=== Short exercise ===
Tally how many lines include "results". The number is the whole answer.

=== Material provided ===

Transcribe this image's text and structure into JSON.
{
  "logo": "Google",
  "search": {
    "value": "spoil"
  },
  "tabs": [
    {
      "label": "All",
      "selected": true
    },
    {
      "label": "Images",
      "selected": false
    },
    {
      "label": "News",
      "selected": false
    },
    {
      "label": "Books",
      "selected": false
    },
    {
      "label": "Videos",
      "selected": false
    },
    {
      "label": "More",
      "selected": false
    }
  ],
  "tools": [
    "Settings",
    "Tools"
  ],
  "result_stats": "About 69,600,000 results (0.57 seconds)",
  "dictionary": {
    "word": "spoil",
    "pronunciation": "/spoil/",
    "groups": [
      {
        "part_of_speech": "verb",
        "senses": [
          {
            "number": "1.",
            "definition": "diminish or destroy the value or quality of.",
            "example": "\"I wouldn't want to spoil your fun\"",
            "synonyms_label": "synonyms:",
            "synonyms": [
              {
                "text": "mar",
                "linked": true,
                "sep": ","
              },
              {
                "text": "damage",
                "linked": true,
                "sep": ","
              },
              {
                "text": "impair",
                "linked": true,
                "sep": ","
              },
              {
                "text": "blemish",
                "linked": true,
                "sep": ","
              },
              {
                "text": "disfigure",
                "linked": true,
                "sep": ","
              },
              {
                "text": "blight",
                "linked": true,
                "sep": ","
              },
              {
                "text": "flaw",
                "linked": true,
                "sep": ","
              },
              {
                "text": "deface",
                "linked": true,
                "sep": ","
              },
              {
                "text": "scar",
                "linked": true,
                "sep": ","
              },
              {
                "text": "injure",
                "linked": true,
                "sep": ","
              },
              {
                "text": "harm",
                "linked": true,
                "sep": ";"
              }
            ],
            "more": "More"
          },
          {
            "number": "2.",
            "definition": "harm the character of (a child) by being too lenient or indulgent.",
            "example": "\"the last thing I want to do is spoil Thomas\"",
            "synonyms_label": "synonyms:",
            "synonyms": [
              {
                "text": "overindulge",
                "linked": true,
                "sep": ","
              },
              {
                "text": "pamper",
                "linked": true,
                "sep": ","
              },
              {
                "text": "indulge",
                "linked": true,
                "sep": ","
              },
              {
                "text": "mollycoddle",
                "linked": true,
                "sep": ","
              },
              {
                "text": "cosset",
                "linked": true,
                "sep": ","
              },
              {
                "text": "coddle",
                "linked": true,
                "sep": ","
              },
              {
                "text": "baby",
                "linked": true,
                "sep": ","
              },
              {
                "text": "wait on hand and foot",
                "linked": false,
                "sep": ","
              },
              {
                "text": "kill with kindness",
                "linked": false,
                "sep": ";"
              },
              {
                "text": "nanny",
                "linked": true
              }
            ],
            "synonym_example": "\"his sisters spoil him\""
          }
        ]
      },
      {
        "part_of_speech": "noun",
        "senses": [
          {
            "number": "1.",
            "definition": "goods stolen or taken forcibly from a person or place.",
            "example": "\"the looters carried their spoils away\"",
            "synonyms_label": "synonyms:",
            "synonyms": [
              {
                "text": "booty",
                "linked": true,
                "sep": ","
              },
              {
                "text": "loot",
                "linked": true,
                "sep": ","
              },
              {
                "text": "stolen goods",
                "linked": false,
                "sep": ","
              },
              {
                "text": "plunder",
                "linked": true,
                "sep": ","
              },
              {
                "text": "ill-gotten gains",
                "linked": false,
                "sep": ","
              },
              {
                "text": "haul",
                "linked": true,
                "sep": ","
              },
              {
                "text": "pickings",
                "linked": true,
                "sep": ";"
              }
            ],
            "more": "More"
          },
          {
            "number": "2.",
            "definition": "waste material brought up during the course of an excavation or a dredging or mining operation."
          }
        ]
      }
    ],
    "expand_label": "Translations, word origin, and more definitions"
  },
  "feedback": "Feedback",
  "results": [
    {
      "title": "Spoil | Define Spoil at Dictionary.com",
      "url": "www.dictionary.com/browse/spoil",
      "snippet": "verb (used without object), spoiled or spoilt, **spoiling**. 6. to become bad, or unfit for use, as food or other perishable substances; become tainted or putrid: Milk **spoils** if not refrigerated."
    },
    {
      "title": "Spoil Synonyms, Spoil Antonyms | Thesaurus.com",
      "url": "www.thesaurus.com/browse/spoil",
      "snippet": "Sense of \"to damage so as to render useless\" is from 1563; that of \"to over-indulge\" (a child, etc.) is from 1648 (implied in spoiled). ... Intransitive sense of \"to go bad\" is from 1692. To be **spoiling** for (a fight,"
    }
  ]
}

=== The output ===
2